*Extracted records:*
*****

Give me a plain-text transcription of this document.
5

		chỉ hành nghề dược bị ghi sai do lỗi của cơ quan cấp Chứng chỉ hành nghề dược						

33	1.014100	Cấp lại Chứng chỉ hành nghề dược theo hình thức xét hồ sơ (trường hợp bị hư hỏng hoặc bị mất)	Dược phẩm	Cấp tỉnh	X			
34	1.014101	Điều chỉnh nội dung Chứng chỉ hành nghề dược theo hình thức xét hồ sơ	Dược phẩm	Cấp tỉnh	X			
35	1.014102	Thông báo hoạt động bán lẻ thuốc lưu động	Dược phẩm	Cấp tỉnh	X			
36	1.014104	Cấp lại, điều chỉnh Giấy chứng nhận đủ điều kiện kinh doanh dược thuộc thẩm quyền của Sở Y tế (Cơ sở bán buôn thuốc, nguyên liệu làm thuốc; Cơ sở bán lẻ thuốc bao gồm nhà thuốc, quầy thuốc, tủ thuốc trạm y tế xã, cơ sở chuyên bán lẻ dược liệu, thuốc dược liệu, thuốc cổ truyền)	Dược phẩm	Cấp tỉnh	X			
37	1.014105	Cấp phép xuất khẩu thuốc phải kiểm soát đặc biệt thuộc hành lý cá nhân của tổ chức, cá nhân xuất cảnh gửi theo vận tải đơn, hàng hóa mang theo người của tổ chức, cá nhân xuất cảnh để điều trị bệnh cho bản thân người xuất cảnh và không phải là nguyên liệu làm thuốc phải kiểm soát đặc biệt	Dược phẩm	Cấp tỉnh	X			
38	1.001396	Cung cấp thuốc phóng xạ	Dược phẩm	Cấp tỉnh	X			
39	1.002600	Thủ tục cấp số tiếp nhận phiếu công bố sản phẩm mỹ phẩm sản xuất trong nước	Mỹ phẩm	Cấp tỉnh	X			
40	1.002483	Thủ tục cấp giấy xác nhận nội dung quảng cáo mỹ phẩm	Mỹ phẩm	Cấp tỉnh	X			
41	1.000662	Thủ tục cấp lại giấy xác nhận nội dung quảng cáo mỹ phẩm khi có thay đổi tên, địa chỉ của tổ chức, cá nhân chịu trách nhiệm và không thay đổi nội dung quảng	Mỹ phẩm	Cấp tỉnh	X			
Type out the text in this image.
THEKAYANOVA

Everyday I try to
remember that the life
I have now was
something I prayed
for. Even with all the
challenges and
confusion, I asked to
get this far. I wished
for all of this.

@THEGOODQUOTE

*****

*SHORT EXERCISE:* Write out exactly the lines from the line holding "Type out the text in this image." through the last line of the data, and nothing besides those lines.

*EXPECTED ANSWER:*
Type out the text in this image.
THEKAYANOVA

Everyday I try to
remember that the life
I have now was
something I prayed
for. Even with all the
challenges and
confusion, I asked to
get this far. I wished
for all of this.

@THEGOODQUOTE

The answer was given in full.